Dataset entries –
** start **
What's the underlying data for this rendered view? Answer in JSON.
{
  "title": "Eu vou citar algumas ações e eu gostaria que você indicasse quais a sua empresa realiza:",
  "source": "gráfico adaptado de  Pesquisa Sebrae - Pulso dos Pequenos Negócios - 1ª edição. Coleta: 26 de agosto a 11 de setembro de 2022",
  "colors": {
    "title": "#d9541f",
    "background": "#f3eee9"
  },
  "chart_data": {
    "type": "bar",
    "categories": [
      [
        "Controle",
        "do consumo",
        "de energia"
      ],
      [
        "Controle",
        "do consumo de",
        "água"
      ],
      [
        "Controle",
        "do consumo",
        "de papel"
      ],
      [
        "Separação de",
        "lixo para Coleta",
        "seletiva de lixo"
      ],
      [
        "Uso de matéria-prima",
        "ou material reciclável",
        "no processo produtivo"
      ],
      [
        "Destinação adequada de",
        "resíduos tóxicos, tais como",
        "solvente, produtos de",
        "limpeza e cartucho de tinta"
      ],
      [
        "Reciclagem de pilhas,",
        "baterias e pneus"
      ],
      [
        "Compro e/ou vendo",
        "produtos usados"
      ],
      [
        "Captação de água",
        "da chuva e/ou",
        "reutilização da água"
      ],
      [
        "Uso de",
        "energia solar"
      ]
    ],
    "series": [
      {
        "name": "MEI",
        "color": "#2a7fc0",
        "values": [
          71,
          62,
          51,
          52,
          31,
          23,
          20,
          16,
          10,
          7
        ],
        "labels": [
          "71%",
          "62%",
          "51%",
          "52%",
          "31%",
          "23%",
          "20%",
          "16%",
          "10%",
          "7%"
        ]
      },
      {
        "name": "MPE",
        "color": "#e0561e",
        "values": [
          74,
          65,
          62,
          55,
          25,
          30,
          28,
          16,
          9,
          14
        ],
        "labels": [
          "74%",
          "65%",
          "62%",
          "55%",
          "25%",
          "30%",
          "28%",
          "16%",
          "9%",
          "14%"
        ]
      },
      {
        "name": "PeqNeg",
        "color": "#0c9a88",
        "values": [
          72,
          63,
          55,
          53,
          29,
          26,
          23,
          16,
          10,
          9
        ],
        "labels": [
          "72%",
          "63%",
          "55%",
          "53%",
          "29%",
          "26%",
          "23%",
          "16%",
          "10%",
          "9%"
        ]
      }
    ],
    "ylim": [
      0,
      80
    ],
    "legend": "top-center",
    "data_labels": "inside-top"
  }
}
** end **
What is required –
The records above should be duplicated in full, exactly as given.

Result below –
What's the underlying data for this rendered view? Answer in JSON.
{
  "title": "Eu vou citar algumas ações e eu gostaria que você indicasse quais a sua empresa realiza:",
  "source": "gráfico adaptado de  Pesquisa Sebrae - Pulso dos Pequenos Negócios - 1ª edição. Coleta: 26 de agosto a 11 de setembro de 2022",
  "colors": {
    "title": "#d9541f",
    "background": "#f3eee9"
  },
  "chart_data": {
    "type": "bar",
    "categories": [
      [
        "Controle",
        "do consumo",
        "de energia"
      ],
      [
        "Controle",
        "do consumo de",
        "água"
      ],
      [
        "Controle",
        "do consumo",
        "de papel"
      ],
      [
        "Separação de",
        "lixo para Coleta",
        "seletiva de lixo"
      ],
      [
        "Uso de matéria-prima",
        "ou material reciclável",
        "no processo produtivo"
      ],
      [
        "Destinação adequada de",
        "resíduos tóxicos, tais como",
        "solvente, produtos de",
        "limpeza e cartucho de tinta"
      ],
      [
        "Reciclagem de pilhas,",
        "baterias e pneus"
      ],
      [
        "Compro e/ou vendo",
        "produtos usados"
      ],
      [
        "Captação de água",
        "da chuva e/ou",
        "reutilização da água"
      ],
      [
        "Uso de",
        "energia solar"
      ]
    ],
    "series": [
      {
        "name": "MEI",
        "color": "#2a7fc0",
        "values": [
          71,
          62,
          51,
          52,
          31,
          23,
          20,
          16,
          10,
          7
        ],
        "labels": [
          "71%",
          "62%",
          "51%",
          "52%",
          "31%",
          "23%",
          "20%",
          "16%",
          "10%",
          "7%"
        ]
      },
      {
        "name": "MPE",
        "color": "#e0561e",
        "values": [
          74,
          65,
          62,
          55,
          25,
          30,
          28,
          16,
          9,
          14
        ],
        "labels": [
          "74%",
          "65%",
          "62%",
          "55%",
          "25%",
          "30%",
          "28%",
          "16%",
          "9%",
          "14%"
        ]
      },
      {
        "name": "PeqNeg",
        "color": "#0c9a88",
        "values": [
          72,
          63,
          55,
          53,
          29,
          26,
          23,
          16,
          10,
          9
        ],
        "labels": [
          "72%",
          "63%",
          "55%",
          "53%",
          "29%",
          "26%",
          "23%",
          "16%",
          "10%",
          "9%"
        ]
      }
    ],
    "ylim": [
      0,
      80
    ],
    "legend": "top-center",
    "data_labels": "inside-top"
  }
}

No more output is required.